>>>>
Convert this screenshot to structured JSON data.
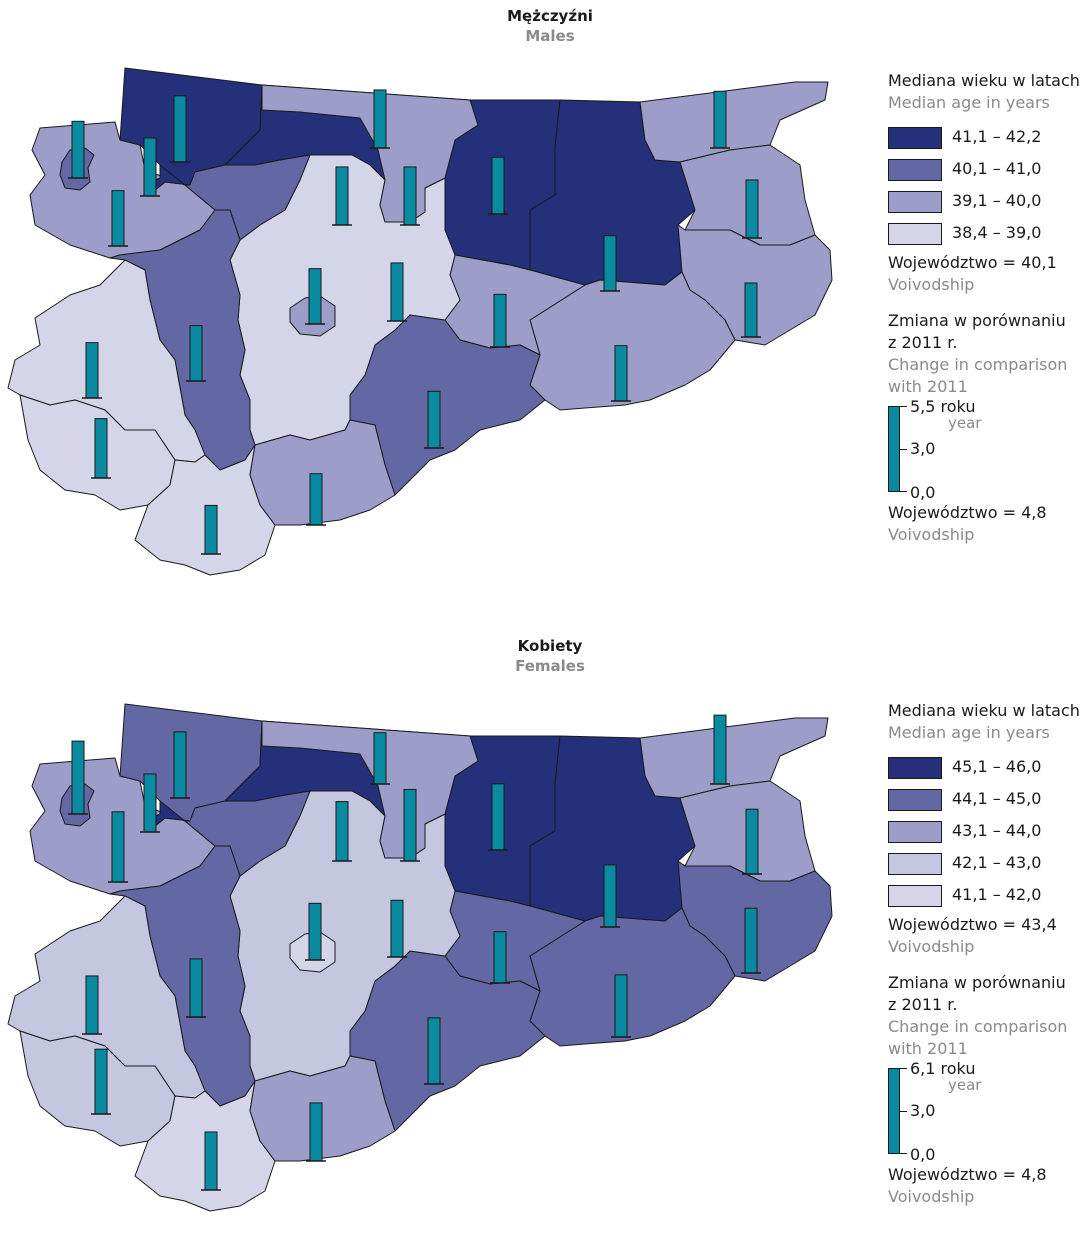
{
  "colors": {
    "c1": "#24307a",
    "c2": "#6367a3",
    "c3": "#9c9dc8",
    "c4": "#c5c7e0",
    "c5": "#d4d5e8",
    "bar": "#0a8aa0",
    "stroke": "#1a1a1a"
  },
  "panels": [
    {
      "title_pl": "Mężczyźni",
      "title_en": "Males",
      "legend": {
        "title_pl": "Mediana wieku w latach",
        "title_en": "Median age in years",
        "classes": [
          {
            "from": "41,1",
            "to": "42,2",
            "color": "#24307a"
          },
          {
            "from": "40,1",
            "to": "41,0",
            "color": "#6367a3"
          },
          {
            "from": "39,1",
            "to": "40,0",
            "color": "#9c9dc8"
          },
          {
            "from": "38,4",
            "to": "39,0",
            "color": "#d4d5e8"
          }
        ],
        "voiv_label": "Województwo = 40,1",
        "voiv_en": "Voivodship",
        "change_pl_1": "Zmiana w porównaniu",
        "change_pl_2": "z 2011 r.",
        "change_en_1": "Change in comparison",
        "change_en_2": "with 2011",
        "bar_max": "5,5 roku",
        "bar_unit": "year",
        "bar_mid": "3,0",
        "bar_min": "0,0",
        "voiv2_label": "Województwo = 4,8",
        "voiv2_en": "Voivodship"
      },
      "region_classes": [
        2,
        0,
        0,
        0,
        0,
        2,
        2,
        2,
        2,
        2,
        1,
        3,
        1,
        1,
        3,
        2,
        3,
        3,
        2,
        1,
        2,
        0
      ],
      "bar_values": [
        4.1,
        4.9,
        4.3,
        4.2,
        4.1,
        4.2,
        4.3,
        4.0,
        4.1,
        3.9,
        4.2,
        4.3,
        4.3,
        4.1,
        4.1,
        4.1,
        4.4,
        3.6,
        3.8,
        4.2,
        4.3,
        4.3
      ]
    },
    {
      "title_pl": "Kobiety",
      "title_en": "Females",
      "legend": {
        "title_pl": "Mediana wieku w latach",
        "title_en": "Median age in years",
        "classes": [
          {
            "from": "45,1",
            "to": "46,0",
            "color": "#24307a"
          },
          {
            "from": "44,1",
            "to": "45,0",
            "color": "#6367a3"
          },
          {
            "from": "43,1",
            "to": "44,0",
            "color": "#9c9dc8"
          },
          {
            "from": "42,1",
            "to": "43,0",
            "color": "#c5c7e0"
          },
          {
            "from": "41,1",
            "to": "42,0",
            "color": "#d4d5e8"
          }
        ],
        "voiv_label": "Województwo = 43,4",
        "voiv_en": "Voivodship",
        "change_pl_1": "Zmiana w porównaniu",
        "change_pl_2": "z 2011 r.",
        "change_en_1": "Change in comparison",
        "change_en_2": "with 2011",
        "bar_max": "6,1 roku",
        "bar_unit": "year",
        "bar_mid": "3,0",
        "bar_min": "0,0",
        "voiv2_label": "Województwo = 4,8",
        "voiv2_en": "Voivodship"
      },
      "region_classes": [
        2,
        1,
        0,
        0,
        0,
        2,
        2,
        1,
        1,
        1,
        1,
        3,
        1,
        1,
        3,
        4,
        3,
        4,
        2,
        1,
        2,
        0
      ],
      "bar_values": [
        5.2,
        4.9,
        5.3,
        4.9,
        4.6,
        5.1,
        4.8,
        4.8,
        4.6,
        3.8,
        4.9,
        4.2,
        4.4,
        4.3,
        4.3,
        4.2,
        4.8,
        4.3,
        4.3,
        5.4,
        3.8,
        4.3
      ]
    }
  ]
}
<<<<
▶ _EXERCISE_
Where a line of the data holds "Województwo", show that line.

▶ _TASK ANSWER_
        "voiv_label": "Województwo = 40,1",
        "voiv2_label": "Województwo = 4,8",
        "voiv_label": "Województwo = 43,4",
        "voiv2_label": "Województwo = 4,8",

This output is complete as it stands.